- Exercise: Entries follow. Set all of them down as they stand.

(Saved data entries)
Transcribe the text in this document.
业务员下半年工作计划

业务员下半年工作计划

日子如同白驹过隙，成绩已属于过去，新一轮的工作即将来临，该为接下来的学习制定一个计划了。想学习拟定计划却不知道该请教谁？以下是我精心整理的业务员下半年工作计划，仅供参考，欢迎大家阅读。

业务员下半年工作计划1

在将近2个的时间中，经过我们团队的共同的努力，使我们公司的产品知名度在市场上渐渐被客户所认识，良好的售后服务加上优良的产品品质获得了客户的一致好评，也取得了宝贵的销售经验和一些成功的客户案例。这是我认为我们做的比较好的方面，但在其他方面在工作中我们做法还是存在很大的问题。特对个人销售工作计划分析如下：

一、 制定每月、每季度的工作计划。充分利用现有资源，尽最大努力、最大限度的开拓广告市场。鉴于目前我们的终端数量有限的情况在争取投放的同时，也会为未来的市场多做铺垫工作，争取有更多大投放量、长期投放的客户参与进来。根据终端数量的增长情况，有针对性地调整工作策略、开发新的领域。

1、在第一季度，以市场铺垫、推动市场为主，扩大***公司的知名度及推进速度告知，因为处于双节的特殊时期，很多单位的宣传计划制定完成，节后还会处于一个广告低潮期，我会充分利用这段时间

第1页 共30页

- The response:
Transcribe the text in this document.
业务员下半年工作计划

业务员下半年工作计划

日子如同白驹过隙，成绩已属于过去，新一轮的工作即将来临，该为接下来的学习制定一个计划了。想学习拟定计划却不知道该请教谁？以下是我精心整理的业务员下半年工作计划，仅供参考，欢迎大家阅读。

业务员下半年工作计划1

在将近2个的时间中，经过我们团队的共同的努力，使我们公司的产品知名度在市场上渐渐被客户所认识，良好的售后服务加上优良的产品品质获得了客户的一致好评，也取得了宝贵的销售经验和一些成功的客户案例。这是我认为我们做的比较好的方面，但在其他方面在工作中我们做法还是存在很大的问题。特对个人销售工作计划分析如下：

一、 制定每月、每季度的工作计划。充分利用现有资源，尽最大努力、最大限度的开拓广告市场。鉴于目前我们的终端数量有限的情况在争取投放的同时，也会为未来的市场多做铺垫工作，争取有更多大投放量、长期投放的客户参与进来。根据终端数量的增长情况，有针对性地调整工作策略、开发新的领域。

1、在第一季度，以市场铺垫、推动市场为主，扩大***公司的知名度及推进速度告知，因为处于双节的特殊时期，很多单位的宣传计划制定完成，节后还会处于一个广告低潮期，我会充分利用这段时间

第1页 共30页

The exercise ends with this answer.